-- Selected text --
§
Source code for ubelt.util_memoize

"""
This module exposes decorators for in-memory caching of functional results.
This is particularly useful when prototyping dynamic programming algorithms.

Either :func:`memoize`, :func:`memoize_method`, and :func:`memoize_property`
should be used depending on what type of function is being wrapped. The
following example demonstrates this.

In Python 3.8+ :func:`memoize` works similarly to the standard library
:func:`functools.cache`, but the ubelt version makes use of
:func:`ubelt.util_hash.hash_data`, which is slower, but handles inputs
containing mutable containers.

Example:
    >>> import ubelt as ub
    >>> # Memoize a function, the args are hashed
    >>> @ub.memoize
    >>> def func(a, b):
    >>>     return a + b
    >>> #
    >>> class MyClass:
    >>>     # Memoize a class method, the args are hashed
    >>>     @ub.memoize_method
    >>>     def my_method(self, a, b):
    >>>         return a + b
    >>>     #
    >>>     # Memoize a property: there can be no args,
    >>>     @ub.memoize_property
    >>>     @property
    >>>     def my_property1(self):
    >>>         return 4
    >>>     #
    >>>     # The property decorator is optional
    >>>     def my_property2(self):
    >>>         return 5
    >>> #
    >>> func(1, 2)
    >>> func(1, 2)
    >>> self = MyClass()
    >>> self.my_method(1, 2)
    >>> self.my_method(1, 2)
    >>> self.my_property1
    >>> self.my_property1
    >>> self.my_property2
    >>> self.my_property2
"""
§
[Region boundary data]
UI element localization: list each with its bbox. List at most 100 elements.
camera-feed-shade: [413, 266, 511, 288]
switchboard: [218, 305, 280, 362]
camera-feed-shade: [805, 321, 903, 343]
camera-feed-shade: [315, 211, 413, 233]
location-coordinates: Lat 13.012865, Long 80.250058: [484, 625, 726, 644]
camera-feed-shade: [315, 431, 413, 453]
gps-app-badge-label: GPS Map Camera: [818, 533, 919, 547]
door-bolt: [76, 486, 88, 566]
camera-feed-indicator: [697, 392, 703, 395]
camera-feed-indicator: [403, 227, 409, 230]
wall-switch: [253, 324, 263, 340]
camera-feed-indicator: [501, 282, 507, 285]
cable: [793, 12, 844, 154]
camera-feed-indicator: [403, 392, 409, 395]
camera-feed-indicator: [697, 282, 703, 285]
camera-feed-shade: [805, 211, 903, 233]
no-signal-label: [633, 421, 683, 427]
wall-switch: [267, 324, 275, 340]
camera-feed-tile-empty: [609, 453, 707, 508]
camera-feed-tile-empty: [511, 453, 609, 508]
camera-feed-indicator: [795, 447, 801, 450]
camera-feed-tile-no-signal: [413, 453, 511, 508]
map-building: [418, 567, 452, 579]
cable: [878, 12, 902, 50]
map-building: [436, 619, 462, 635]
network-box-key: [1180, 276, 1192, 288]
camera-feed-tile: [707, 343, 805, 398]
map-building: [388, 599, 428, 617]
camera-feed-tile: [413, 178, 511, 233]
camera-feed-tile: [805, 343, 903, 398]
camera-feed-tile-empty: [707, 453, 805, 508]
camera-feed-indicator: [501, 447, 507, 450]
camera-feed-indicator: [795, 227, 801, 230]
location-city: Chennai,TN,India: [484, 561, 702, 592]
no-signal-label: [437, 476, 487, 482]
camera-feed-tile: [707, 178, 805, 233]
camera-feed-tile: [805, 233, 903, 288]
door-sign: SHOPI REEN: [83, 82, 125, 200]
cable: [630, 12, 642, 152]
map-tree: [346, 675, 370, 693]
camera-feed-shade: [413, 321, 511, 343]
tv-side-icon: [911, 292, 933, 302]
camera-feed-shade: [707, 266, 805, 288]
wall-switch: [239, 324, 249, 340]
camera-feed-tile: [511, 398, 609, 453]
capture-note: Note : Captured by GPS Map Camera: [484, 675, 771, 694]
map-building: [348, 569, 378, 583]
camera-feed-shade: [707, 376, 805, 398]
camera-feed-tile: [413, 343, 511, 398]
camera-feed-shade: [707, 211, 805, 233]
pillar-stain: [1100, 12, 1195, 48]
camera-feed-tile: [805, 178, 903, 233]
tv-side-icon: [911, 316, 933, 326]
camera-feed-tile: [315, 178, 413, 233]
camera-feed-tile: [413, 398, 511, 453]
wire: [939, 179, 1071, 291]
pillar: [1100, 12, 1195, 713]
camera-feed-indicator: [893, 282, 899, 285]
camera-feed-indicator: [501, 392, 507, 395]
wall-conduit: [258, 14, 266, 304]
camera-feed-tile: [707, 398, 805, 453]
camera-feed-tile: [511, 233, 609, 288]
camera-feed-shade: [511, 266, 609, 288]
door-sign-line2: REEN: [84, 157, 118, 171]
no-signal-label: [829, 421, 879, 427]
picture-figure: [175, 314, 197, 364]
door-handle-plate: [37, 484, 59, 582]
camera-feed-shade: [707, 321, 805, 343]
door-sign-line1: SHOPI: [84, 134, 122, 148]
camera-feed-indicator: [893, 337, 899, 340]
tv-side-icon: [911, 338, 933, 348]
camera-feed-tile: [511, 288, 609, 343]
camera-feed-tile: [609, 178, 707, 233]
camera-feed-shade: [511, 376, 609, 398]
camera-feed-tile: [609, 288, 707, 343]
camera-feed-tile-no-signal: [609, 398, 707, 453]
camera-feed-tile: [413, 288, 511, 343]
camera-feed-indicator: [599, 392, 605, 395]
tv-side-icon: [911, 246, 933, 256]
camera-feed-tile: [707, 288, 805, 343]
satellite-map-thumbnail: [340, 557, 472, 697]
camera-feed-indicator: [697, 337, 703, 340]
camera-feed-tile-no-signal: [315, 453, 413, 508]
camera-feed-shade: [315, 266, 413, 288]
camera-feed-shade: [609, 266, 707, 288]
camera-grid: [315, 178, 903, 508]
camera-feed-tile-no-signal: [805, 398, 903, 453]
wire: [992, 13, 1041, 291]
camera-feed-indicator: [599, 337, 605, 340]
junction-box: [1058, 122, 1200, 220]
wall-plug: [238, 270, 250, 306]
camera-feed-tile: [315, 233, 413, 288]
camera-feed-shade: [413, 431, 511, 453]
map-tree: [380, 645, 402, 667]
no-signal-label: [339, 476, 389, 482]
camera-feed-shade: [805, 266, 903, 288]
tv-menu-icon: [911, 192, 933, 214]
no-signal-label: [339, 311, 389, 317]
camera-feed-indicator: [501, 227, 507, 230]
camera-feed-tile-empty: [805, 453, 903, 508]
§
-- Direction A --
Decide whether each statement agrees with the memoization module text, answering yes or no and quoting the words from the text that settle it: (i) the ubelt version of memoize runs faster than functools.cache; (ii) a memoized property takes no arguments; (iii) the module's decorators cache results on disk.
-- Direction B --
Extend the memoization module text, picking up from the point where it stops.
The rows are separate material and have nothing to do with the memoization module text.

-- Answer A --
(i) No: "which is slower, but handles inputs containing mutable containers."
(ii) Yes: "Memoize a property: there can be no args"
(iii) No: "decorators for in-memory caching of functional results"

-- Answer B --
from __future__ import annotations

import functools
import sys
import typing

from ubelt import util_hash
from typing import cast, Mapping

try:
    from typing import Concatenate, ParamSpec
except ImportError:  # pragma: no cover
    from typing_extensions import Concatenate, ParamSpec

if typing.TYPE_CHECKING:
    from typing import Callable

    CacheKey = tuple[object, object]


# TODO: Need to think if we can fix any of the typing ignores in this file.

__all__ = ['memoize', 'memoize_method', 'memoize_property']

P = ParamSpec('P')
T = typing.TypeVar('T')
S = typing.TypeVar('S')


def _hashable(item: object) -> object:
    """
    Returns the item if it is naturally hashable, otherwise it tries to use
    ubelt.util_hash.hash_data to make it hashable. Errors if it cannot.
    """
    try:
        hash(item)
    except TypeError:
        return util_hash.hash_data(item)
    else:
        return item


def _make_signature_key(
    args: tuple[object, ...],
    kwargs: typing.Mapping[str, object],
) -> CacheKey:
    """
    Transforms function args into a key that can be used by the cache

    Example:
        >>> from ubelt.util_memoize import _make_signature_key
        >>> args = (4, [1, 2])
        >>> kwargs = {'a': 'b'}
        >>> key = _make_signature_key(args, kwargs)
        >>> print('key = {!r}'.format(key))
        >>> # Some mutable types cannot be handled by ub.hash_data
        >>> import pytest
        >>> from collections import abc
        >>> # This used to error, in ubelt versions < 0.9.5
        >>> _make_signature_key((4, [1, 2], {1: 2, 'a': 'b'}), kwargs={})
        >>> class Dummy(abc.MutableSet):
        >>>     def __contains__(self, item): return None
        >>>     def __iter__(self): return iter([])
        >>>     def __len__(self): return 0
        >>>     def add(self, item, loc): return None
        >>>     def discard(self, item): return None
        >>> with pytest.raises(TypeError):
        >>>     _make_signature_key((Dummy(),), kwargs={})
    """
    kwitems: typing.Iterable[tuple[str, object]] = kwargs.items()
    # TODO: we should check if Python is at least 3.7 and sort by kwargs
    # keys otherwise. Should we use hash_data for key generation
    if (sys.version_info.major, sys.version_info.minor) < (3, 7):  # nocover
        # We can sort because they keys are guaranteed to be strings
        kwitems = sorted(kwitems)
    kwitems = tuple(kwitems)

    try:
        key = _hashable(args), _hashable(kwitems)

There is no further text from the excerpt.